__Records for this exercise__:
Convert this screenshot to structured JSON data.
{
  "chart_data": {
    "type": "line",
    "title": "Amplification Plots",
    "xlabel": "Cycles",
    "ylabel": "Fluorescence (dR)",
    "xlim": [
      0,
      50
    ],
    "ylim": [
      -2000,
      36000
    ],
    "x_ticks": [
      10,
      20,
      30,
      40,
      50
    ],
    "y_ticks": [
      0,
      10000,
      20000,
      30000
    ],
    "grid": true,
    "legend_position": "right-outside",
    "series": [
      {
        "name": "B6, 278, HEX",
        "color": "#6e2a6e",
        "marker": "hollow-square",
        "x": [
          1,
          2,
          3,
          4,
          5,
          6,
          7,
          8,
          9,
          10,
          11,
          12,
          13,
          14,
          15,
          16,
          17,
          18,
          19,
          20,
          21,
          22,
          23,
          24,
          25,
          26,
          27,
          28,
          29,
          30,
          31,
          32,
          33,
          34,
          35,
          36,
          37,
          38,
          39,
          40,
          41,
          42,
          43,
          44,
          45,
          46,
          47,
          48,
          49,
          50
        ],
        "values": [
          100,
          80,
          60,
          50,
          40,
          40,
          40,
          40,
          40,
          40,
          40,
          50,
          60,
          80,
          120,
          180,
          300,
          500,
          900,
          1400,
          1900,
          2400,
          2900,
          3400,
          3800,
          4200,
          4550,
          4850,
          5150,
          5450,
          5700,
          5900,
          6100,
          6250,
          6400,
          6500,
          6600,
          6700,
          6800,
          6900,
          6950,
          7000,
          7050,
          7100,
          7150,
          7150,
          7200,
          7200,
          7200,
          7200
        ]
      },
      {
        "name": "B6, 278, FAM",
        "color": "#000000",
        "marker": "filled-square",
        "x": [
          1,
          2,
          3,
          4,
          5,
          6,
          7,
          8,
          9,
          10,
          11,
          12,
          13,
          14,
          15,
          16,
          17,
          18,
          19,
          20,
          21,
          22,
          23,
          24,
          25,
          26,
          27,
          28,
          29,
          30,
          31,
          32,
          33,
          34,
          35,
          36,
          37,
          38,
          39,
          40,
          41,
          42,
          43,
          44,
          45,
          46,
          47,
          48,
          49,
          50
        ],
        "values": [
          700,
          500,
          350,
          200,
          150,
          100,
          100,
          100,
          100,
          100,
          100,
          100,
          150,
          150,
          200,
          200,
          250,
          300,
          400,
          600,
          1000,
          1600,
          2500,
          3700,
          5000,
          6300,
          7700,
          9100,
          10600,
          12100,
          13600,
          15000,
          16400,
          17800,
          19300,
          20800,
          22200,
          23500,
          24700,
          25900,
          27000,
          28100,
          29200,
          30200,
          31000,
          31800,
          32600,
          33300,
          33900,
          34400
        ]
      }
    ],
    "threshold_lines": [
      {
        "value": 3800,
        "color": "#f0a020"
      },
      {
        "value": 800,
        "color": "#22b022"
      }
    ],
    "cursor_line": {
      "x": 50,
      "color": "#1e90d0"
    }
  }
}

__What you need to do__: Your task is to retype all the records above with nothing left out.

__Expected output__:
Convert this screenshot to structured JSON data.
{
  "chart_data": {
    "type": "line",
    "title": "Amplification Plots",
    "xlabel": "Cycles",
    "ylabel": "Fluorescence (dR)",
    "xlim": [
      0,
      50
    ],
    "ylim": [
      -2000,
      36000
    ],
    "x_ticks": [
      10,
      20,
      30,
      40,
      50
    ],
    "y_ticks": [
      0,
      10000,
      20000,
      30000
    ],
    "grid": true,
    "legend_position": "right-outside",
    "series": [
      {
        "name": "B6, 278, HEX",
        "color": "#6e2a6e",
        "marker": "hollow-square",
        "x": [
          1,
          2,
          3,
          4,
          5,
          6,
          7,
          8,
          9,
          10,
          11,
          12,
          13,
          14,
          15,
          16,
          17,
          18,
          19,
          20,
          21,
          22,
          23,
          24,
          25,
          26,
          27,
          28,
          29,
          30,
          31,
          32,
          33,
          34,
          35,
          36,
          37,
          38,
          39,
          40,
          41,
          42,
          43,
          44,
          45,
          46,
          47,
          48,
          49,
          50
        ],
        "values": [
          100,
          80,
          60,
          50,
          40,
          40,
          40,
          40,
          40,
          40,
          40,
          50,
          60,
          80,
          120,
          180,
          300,
          500,
          900,
          1400,
          1900,
          2400,
          2900,
          3400,
          3800,
          4200,
          4550,
          4850,
          5150,
          5450,
          5700,
          5900,
          6100,
          6250,
          6400,
          6500,
          6600,
          6700,
          6800,
          6900,
          6950,
          7000,
          7050,
          7100,
          7150,
          7150,
          7200,
          7200,
          7200,
          7200
        ]
      },
      {
        "name": "B6, 278, FAM",
        "color": "#000000",
        "marker": "filled-square",
        "x": [
          1,
          2,
          3,
          4,
          5,
          6,
          7,
          8,
          9,
          10,
          11,
          12,
          13,
          14,
          15,
          16,
          17,
          18,
          19,
          20,
          21,
          22,
          23,
          24,
          25,
          26,
          27,
          28,
          29,
          30,
          31,
          32,
          33,
          34,
          35,
          36,
          37,
          38,
          39,
          40,
          41,
          42,
          43,
          44,
          45,
          46,
          47,
          48,
          49,
          50
        ],
        "values": [
          700,
          500,
          350,
          200,
          150,
          100,
          100,
          100,
          100,
          100,
          100,
          100,
          150,
          150,
          200,
          200,
          250,
          300,
          400,
          600,
          1000,
          1600,
          2500,
          3700,
          5000,
          6300,
          7700,
          9100,
          10600,
          12100,
          13600,
          15000,
          16400,
          17800,
          19300,
          20800,
          22200,
          23500,
          24700,
          25900,
          27000,
          28100,
          29200,
          30200,
          31000,
          31800,
          32600,
          33300,
          33900,
          34400
        ]
      }
    ],
    "threshold_lines": [
      {
        "value": 3800,
        "color": "#f0a020"
      },
      {
        "value": 800,
        "color": "#22b022"
      }
    ],
    "cursor_line": {
      "x": 50,
      "color": "#1e90d0"
    }
  }
}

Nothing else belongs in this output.